◆ Texte ◆
Ousmane sonko met en garde le gouvernement : le pouvoir peut tomber
La confrontation entre Ousmane Sonko et les autorités s’accentue, marquant une escalade dans le jeu politique sénégalais. Lors d’une prise de parole devant la presse, le président du parti Pastef a marqué les esprits en affichant une fermeté inédite depuis l’installation du nouveau gouvernement.
Un levier institutionnel pour faire vaciller l’exécutif
Fort de la représentation de son parti à l’Assemblée nationale, Ousmane Sonko a brandi une menace claire à l’encontre du pouvoir en place. « Notre groupe parlementaire détient les moyens d’ébranler le gouvernement à tout moment », a-t-il lancé, avant d’ajouter : « Nous pouvons provoquer la chute de l’exécutif dès aujourd’hui. »
Le leader de Pastef a précisé que cette capacité pourrait être mobilisée à plusieurs reprises si nécessaire, illustrant ainsi l’ampleur de la rivalité qui oppose désormais d’anciens alliés politiques. Une posture qui révèle la profondeur des tensions au sein de la majorité.

◆ Problème à résoudre ◆
Recopiez le passage de l’article sur Ousmane Sonko qui s’ouvre sur les mots contenant « Le leader de » et se clôt sur « de la majorité. », en renommant « leader » en « dirigeant ».

◆ Données à analyser ◆
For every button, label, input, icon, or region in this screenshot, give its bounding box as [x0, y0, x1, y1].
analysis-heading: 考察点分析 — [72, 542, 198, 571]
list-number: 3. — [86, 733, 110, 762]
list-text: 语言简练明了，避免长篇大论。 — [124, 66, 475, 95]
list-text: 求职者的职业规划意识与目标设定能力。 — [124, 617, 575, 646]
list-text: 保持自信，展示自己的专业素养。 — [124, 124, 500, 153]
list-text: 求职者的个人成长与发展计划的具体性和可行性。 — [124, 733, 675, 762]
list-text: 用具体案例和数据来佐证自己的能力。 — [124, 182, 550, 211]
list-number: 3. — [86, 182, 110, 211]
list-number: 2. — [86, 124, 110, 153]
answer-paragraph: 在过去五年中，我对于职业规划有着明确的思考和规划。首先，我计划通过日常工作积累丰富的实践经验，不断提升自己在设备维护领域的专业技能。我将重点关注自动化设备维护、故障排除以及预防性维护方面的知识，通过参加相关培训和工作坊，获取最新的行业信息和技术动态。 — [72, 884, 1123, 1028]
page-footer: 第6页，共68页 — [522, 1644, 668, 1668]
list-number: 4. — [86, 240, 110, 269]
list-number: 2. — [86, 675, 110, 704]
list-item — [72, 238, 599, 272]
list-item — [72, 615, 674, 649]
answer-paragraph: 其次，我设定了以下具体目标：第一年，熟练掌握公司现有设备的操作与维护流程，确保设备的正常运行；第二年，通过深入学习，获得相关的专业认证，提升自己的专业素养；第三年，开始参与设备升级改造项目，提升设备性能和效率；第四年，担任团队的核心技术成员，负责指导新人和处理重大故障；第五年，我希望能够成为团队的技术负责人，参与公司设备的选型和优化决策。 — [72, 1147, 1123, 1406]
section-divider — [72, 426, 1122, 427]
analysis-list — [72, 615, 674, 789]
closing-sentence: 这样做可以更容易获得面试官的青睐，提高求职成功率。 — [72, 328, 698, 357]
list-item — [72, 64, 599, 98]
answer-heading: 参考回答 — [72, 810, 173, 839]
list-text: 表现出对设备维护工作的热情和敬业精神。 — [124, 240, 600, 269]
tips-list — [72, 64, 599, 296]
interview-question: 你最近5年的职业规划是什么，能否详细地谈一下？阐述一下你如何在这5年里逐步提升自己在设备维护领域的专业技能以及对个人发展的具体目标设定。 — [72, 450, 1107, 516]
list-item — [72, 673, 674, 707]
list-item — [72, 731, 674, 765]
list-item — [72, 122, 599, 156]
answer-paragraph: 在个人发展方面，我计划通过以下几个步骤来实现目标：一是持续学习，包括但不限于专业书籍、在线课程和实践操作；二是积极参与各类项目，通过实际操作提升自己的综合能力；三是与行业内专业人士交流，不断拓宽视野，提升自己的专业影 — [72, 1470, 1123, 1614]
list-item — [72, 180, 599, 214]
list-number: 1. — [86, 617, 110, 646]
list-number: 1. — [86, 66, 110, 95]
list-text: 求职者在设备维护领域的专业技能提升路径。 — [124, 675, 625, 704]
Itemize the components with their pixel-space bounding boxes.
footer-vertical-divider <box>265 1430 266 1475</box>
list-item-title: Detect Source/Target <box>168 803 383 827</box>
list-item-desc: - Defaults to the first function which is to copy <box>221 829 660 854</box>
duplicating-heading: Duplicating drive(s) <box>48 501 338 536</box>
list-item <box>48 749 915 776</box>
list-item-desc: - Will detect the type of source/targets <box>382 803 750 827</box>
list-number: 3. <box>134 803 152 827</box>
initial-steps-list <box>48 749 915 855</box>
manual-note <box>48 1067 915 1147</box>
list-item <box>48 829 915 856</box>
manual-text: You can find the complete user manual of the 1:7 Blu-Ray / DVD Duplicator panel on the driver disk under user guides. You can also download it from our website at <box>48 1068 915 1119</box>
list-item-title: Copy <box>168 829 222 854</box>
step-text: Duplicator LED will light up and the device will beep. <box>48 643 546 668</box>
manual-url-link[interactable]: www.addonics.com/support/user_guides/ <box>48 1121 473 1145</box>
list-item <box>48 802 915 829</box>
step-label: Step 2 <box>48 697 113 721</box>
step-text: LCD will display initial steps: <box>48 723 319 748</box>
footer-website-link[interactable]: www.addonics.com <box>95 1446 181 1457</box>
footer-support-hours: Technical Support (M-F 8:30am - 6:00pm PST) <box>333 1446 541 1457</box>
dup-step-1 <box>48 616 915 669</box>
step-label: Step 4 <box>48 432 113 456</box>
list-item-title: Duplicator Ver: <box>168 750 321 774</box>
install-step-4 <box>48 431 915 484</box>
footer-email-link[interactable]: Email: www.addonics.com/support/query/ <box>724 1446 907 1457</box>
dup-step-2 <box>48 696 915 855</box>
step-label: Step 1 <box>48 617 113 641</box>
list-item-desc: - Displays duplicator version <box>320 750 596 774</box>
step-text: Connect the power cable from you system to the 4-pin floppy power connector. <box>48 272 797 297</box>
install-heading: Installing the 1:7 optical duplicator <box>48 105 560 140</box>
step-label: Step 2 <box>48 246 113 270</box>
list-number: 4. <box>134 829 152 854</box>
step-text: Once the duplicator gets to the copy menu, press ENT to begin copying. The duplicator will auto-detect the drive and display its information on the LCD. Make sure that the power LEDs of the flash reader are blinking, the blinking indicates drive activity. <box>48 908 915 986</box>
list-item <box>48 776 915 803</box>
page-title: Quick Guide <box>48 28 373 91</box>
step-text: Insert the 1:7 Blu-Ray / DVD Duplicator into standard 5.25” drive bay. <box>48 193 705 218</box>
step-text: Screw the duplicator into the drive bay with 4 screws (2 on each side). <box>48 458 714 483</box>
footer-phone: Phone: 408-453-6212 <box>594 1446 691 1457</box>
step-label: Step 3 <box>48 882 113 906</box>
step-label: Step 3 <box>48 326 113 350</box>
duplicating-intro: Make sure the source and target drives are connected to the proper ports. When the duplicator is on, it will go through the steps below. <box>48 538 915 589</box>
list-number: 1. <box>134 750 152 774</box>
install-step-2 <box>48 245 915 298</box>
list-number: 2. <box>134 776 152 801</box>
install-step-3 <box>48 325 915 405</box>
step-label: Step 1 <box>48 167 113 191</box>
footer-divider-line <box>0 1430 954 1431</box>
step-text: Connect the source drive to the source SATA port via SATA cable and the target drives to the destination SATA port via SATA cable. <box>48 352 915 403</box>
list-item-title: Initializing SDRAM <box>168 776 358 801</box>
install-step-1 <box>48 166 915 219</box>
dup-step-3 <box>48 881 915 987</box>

◆ Solution proposée ◆
Le dirigeant de Pastef a précisé que cette capacité pourrait être mobilisée à plusieurs reprises si nécessaire, illustrant ainsi l’ampleur de la rivalité qui oppose désormais d’anciens alliés politiques. Une posture qui révèle la profondeur des tensions au sein de la majorité.